- **WORK TO BE COMPLETED**:
Return each line of the listing below, unchanged, and omit the images.
— Begin SOURCE MATERIAL —
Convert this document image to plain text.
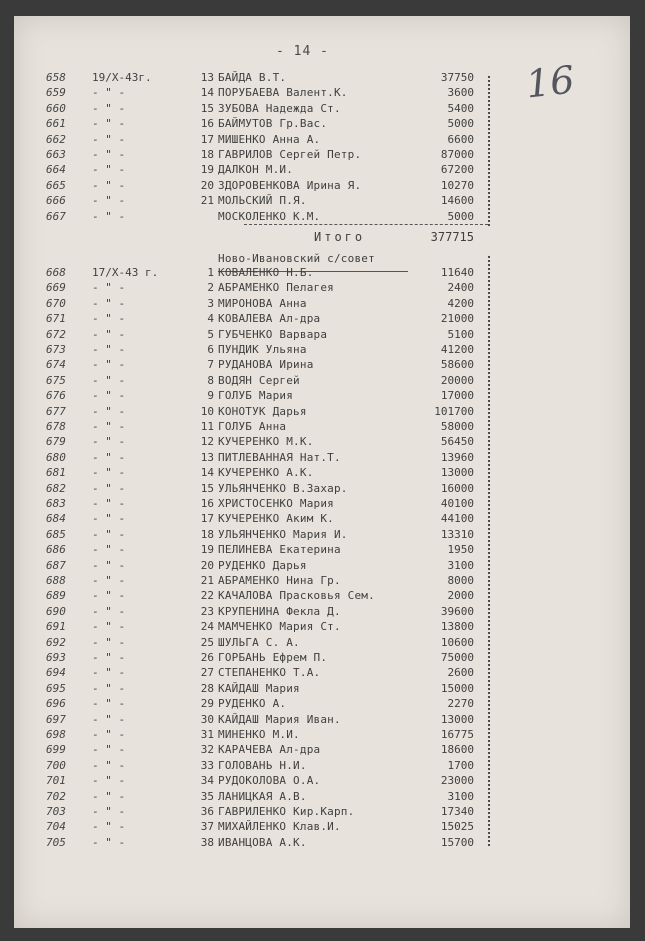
- 14 -
16
658 19/X-43г.	13 БАЙДА В.Т.	37750
659 - " -	14 ПОРУБАЕВА Валент.К.	3600
660 - " -	15 ЗУБОВА Надежда Ст.	5400
661 - " -	16 БАЙМУТОВ Гр.Вас.	5000
662 - " -	17 МИШЕНКО Анна А.	6600
663 - " -	18 ГАВРИЛОВ Сергей Петр.	87000
664 - " -	19 ДАЛКОН М.И.	67200
665 - " -	20 ЗДОРОВЕНКОВА Ирина Я.	10270
666 - " -	21 МОЛЬСКИЙ П.Я.	14600
667 - " -	МОСКОЛЕНКО К.М.	5000
Итого	377715
Ново-Ивановский с/совет
668 17/X-43 г.	1 КОВАЛЕНКО Н.Б.	11640
669 - " -	2 АБРАМЕНКО Пелагея	2400
670 - " -	3 МИРОНОВА Анна	4200
671 - " -	4 КОВАЛЕВА Ал-дра	21000
672 - " -	5 ГУБЧЕНКО Варвара	5100
673 - " -	6 ПУНДИК Ульяна	41200
674 - " -	7 РУДАНОВА Ирина	58600
675 - " -	8 ВОДЯН Сергей	20000
676 - " -	9 ГОЛУБ Мария	17000
677 - " -	10 КОНОТУК Дарья	101700
678 - " -	11 ГОЛУБ Анна	58000
679 - " -	12 КУЧЕРЕНКО М.К.	56450
680 - " -	13 ПИТЛЕВАННАЯ Нат.Т.	13960
681 - " -	14 КУЧЕРЕНКО А.К.	13000
682 - " -	15 УЛЬЯНЧЕНКО В.Захар.	16000
683 - " -	16 ХРИСТОСЕНКО Мария	40100
684 - " -	17 КУЧЕРЕНКО Аким К.	44100
685 - " -	18 УЛЬЯНЧЕНКО Мария И.	13310
686 - " -	19 ПЕЛИНЕВА Екатерина	1950
687 - " -	20 РУДЕНКО Дарья	3100
688 - " -	21 АБРАМЕНКО Нина Гр.	8000
689 - " -	22 КАЧАЛОВА Прасковья Сем.	2000
690 - " -	23 КРУПЕНИНА Фекла Д.	39600
691 - " -	24 МАМЧЕНКО Мария Ст.	13800
692 - " -	25 ШУЛЬГА С. А.	10600
693 - " -	26 ГОРБАНЬ Ефрем П.	75000
694 - " -	27 СТЕПАНЕНКО Т.А.	2600
695 - " -	28 КАЙДАШ Мария	15000
696 - " -	29 РУДЕНКО А.	2270
697 - " -	30 КАЙДАШ Мария Иван.	13000
698 - " -	31 МИНЕНКО М.И.	16775
699 - " -	32 КАРАЧЕВА Ал-дра	18600
700 - " -	33 ГОЛОВАНЬ Н.И.	1700
701 - " -	34 РУДОКОЛОВА О.А.	23000
702 - " -	35 ЛАНИЦКАЯ А.В.	3100
703 - " -	36 ГАВРИЛЕНКО Кир.Карп.	17340
704 - " -	37 МИХАЙЛЕНКО Клав.И.	15025
705 - " -	38 ИВАНЦОВА А.К.	15700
— End SOURCE MATERIAL —
- **TASK ANSWER**:
Convert this document image to plain text.
- 14 -
16
658 19/X-43г.	13 БАЙДА В.Т.	37750
659 - " -	14 ПОРУБАЕВА Валент.К.	3600
660 - " -	15 ЗУБОВА Надежда Ст.	5400
661 - " -	16 БАЙМУТОВ Гр.Вас.	5000
662 - " -	17 МИШЕНКО Анна А.	6600
663 - " -	18 ГАВРИЛОВ Сергей Петр.	87000
664 - " -	19 ДАЛКОН М.И.	67200
665 - " -	20 ЗДОРОВЕНКОВА Ирина Я.	10270
666 - " -	21 МОЛЬСКИЙ П.Я.	14600
667 - " -	МОСКОЛЕНКО К.М.	5000
Итого	377715
Ново-Ивановский с/совет
668 17/X-43 г.	1 КОВАЛЕНКО Н.Б.	11640
669 - " -	2 АБРАМЕНКО Пелагея	2400
670 - " -	3 МИРОНОВА Анна	4200
671 - " -	4 КОВАЛЕВА Ал-дра	21000
672 - " -	5 ГУБЧЕНКО Варвара	5100
673 - " -	6 ПУНДИК Ульяна	41200
674 - " -	7 РУДАНОВА Ирина	58600
675 - " -	8 ВОДЯН Сергей	20000
676 - " -	9 ГОЛУБ Мария	17000
677 - " -	10 КОНОТУК Дарья	101700
678 - " -	11 ГОЛУБ Анна	58000
679 - " -	12 КУЧЕРЕНКО М.К.	56450
680 - " -	13 ПИТЛЕВАННАЯ Нат.Т.	13960
681 - " -	14 КУЧЕРЕНКО А.К.	13000
682 - " -	15 УЛЬЯНЧЕНКО В.Захар.	16000
683 - " -	16 ХРИСТОСЕНКО Мария	40100
684 - " -	17 КУЧЕРЕНКО Аким К.	44100
685 - " -	18 УЛЬЯНЧЕНКО Мария И.	13310
686 - " -	19 ПЕЛИНЕВА Екатерина	1950
687 - " -	20 РУДЕНКО Дарья	3100
688 - " -	21 АБРАМЕНКО Нина Гр.	8000
689 - " -	22 КАЧАЛОВА Прасковья Сем.	2000
690 - " -	23 КРУПЕНИНА Фекла Д.	39600
691 - " -	24 МАМЧЕНКО Мария Ст.	13800
692 - " -	25 ШУЛЬГА С. А.	10600
693 - " -	26 ГОРБАНЬ Ефрем П.	75000
694 - " -	27 СТЕПАНЕНКО Т.А.	2600
695 - " -	28 КАЙДАШ Мария	15000
696 - " -	29 РУДЕНКО А.	2270
697 - " -	30 КАЙДАШ Мария Иван.	13000
698 - " -	31 МИНЕНКО М.И.	16775
699 - " -	32 КАРАЧЕВА Ал-дра	18600
700 - " -	33 ГОЛОВАНЬ Н.И.	1700
701 - " -	34 РУДОКОЛОВА О.А.	23000
702 - " -	35 ЛАНИЦКАЯ А.В.	3100
703 - " -	36 ГАВРИЛЕНКО Кир.Карп.	17340
704 - " -	37 МИХАЙЛЕНКО Клав.И.	15025
705 - " -	38 ИВАНЦОВА А.К.	15700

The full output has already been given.